**Work instructions**
Single out the lines that include the word "JSON". Copy them.

Collected data entries
☆ ☆ ☆ ☆
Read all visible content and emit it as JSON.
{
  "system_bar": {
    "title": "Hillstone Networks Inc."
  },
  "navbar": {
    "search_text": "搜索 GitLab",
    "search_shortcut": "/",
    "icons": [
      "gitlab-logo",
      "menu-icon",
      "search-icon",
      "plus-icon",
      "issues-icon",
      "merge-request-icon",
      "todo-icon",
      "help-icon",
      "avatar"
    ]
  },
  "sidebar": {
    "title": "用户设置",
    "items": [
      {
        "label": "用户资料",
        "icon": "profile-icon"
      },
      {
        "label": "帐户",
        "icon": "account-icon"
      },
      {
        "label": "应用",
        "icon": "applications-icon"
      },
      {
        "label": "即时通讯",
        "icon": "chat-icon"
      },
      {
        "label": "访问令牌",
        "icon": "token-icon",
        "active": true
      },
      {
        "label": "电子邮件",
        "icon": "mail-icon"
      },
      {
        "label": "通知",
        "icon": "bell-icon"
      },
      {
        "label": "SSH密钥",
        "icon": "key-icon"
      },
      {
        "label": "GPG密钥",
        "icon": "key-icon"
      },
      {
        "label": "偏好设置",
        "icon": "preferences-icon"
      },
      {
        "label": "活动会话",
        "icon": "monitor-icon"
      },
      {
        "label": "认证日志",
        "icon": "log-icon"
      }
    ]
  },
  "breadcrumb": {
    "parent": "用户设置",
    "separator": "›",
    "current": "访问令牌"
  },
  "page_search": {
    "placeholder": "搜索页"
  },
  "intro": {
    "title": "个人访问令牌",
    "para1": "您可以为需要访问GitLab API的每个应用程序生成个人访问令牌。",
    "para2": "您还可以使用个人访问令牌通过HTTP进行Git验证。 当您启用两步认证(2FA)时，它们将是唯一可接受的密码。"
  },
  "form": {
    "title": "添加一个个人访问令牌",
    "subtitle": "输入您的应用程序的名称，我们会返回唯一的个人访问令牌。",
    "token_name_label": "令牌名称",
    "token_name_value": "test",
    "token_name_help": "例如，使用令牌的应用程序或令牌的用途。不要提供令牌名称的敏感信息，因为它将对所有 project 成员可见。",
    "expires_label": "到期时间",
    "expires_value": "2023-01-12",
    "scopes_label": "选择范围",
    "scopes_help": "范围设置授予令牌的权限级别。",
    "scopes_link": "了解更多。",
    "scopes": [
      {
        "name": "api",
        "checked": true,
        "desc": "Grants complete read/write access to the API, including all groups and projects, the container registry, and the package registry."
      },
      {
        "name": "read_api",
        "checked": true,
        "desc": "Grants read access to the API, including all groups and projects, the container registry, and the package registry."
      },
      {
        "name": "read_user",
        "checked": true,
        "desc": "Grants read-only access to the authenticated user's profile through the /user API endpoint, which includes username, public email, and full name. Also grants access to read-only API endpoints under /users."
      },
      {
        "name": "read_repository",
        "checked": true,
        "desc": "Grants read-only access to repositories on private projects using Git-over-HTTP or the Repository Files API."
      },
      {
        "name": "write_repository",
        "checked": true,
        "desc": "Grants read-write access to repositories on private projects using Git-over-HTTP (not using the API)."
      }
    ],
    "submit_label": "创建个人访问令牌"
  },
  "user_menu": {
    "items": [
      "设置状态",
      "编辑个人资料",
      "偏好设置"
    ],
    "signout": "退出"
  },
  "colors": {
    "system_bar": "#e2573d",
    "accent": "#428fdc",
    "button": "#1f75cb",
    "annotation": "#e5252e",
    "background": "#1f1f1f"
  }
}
☆ ☆ ☆ ☆
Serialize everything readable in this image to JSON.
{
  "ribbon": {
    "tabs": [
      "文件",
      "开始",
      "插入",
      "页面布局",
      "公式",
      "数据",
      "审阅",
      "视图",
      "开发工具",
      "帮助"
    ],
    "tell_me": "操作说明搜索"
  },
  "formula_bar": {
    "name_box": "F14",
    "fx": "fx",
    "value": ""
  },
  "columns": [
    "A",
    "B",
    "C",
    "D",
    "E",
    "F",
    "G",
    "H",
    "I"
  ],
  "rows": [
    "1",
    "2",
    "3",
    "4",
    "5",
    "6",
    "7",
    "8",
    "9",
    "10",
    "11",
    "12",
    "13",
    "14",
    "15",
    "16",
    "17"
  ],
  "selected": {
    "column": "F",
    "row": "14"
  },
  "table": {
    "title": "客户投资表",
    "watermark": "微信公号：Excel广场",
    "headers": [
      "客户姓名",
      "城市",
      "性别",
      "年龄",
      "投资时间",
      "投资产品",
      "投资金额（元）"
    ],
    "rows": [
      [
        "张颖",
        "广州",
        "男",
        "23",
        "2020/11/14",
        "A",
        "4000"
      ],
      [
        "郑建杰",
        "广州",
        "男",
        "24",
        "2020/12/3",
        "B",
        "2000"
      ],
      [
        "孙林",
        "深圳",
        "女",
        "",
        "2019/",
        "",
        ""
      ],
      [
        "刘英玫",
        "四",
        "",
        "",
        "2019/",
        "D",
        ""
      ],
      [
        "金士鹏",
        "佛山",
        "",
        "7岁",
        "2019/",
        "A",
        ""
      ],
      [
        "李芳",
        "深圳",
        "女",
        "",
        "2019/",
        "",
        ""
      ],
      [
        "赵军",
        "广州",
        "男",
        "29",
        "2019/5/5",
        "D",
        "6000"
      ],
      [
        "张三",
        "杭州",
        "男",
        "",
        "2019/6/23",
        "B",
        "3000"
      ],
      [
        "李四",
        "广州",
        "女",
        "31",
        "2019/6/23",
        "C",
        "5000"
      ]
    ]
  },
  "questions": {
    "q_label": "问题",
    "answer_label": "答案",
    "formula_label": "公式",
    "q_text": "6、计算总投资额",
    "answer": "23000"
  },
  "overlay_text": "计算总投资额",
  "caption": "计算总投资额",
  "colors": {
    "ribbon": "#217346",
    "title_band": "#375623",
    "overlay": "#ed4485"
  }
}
☆ ☆ ☆ ☆
**Result of this task**
Read all visible content and emit it as JSON.
Serialize everything readable in this image to JSON.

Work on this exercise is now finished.